- Goal
Wherever the string "value" appears in the listing, copy that line.

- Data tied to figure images

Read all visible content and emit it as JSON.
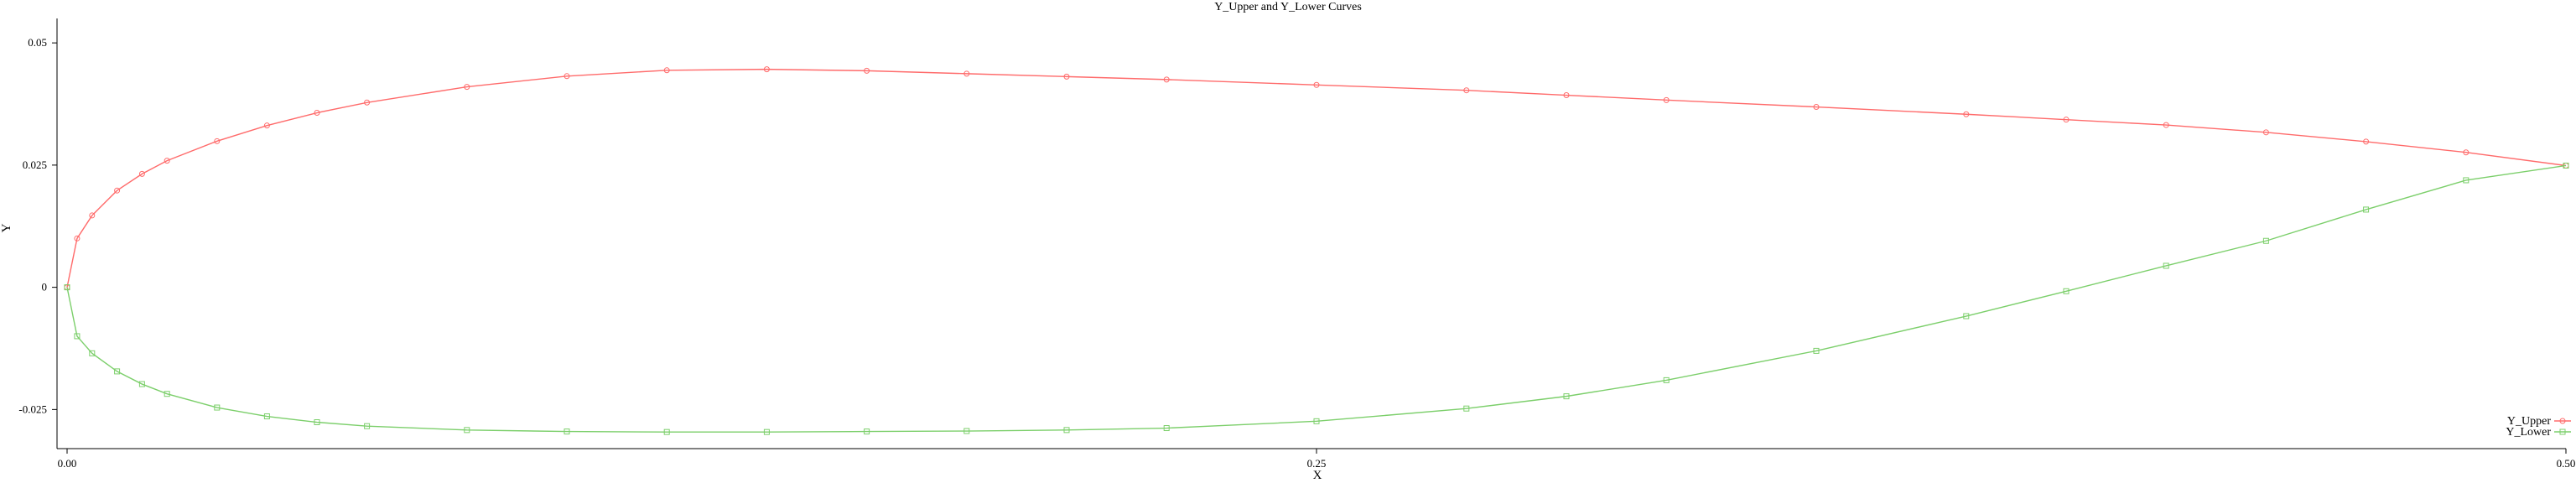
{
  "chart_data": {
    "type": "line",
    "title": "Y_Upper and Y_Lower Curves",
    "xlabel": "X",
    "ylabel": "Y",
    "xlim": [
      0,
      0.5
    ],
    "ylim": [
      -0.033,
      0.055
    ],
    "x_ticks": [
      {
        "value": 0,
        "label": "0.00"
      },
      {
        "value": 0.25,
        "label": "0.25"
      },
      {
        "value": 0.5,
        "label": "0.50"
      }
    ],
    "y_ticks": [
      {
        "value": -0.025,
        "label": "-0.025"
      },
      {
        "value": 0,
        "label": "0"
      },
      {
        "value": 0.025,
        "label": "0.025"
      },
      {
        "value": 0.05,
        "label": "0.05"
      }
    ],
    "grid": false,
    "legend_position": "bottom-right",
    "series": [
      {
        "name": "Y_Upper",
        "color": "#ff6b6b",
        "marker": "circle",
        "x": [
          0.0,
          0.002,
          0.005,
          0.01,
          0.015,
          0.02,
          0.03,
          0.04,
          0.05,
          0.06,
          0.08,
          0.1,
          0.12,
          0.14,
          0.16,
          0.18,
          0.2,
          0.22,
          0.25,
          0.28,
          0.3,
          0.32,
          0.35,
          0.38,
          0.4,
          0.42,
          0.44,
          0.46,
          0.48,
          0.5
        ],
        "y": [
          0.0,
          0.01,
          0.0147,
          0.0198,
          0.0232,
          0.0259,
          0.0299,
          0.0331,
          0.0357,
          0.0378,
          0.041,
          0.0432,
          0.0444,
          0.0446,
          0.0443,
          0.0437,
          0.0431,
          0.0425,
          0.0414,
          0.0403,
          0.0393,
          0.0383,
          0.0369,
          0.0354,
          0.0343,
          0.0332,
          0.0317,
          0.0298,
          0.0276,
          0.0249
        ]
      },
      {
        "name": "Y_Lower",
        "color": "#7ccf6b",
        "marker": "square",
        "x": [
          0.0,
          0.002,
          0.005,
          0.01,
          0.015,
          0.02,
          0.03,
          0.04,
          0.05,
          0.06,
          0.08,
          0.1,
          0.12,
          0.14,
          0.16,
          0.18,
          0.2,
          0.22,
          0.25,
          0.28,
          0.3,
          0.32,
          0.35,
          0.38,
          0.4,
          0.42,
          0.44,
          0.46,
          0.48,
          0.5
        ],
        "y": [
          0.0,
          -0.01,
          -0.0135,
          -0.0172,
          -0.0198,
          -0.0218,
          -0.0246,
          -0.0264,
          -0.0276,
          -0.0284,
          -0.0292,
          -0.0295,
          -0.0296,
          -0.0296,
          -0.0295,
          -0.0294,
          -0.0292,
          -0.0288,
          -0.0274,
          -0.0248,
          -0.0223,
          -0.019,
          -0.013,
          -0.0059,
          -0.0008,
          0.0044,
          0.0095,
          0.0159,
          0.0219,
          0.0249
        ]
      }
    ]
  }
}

- Full response
        "value": 0,
        "value": 0.25,
        "value": 0.5,
        "value": -0.025,
        "value": 0,
        "value": 0.025,
        "value": 0.05,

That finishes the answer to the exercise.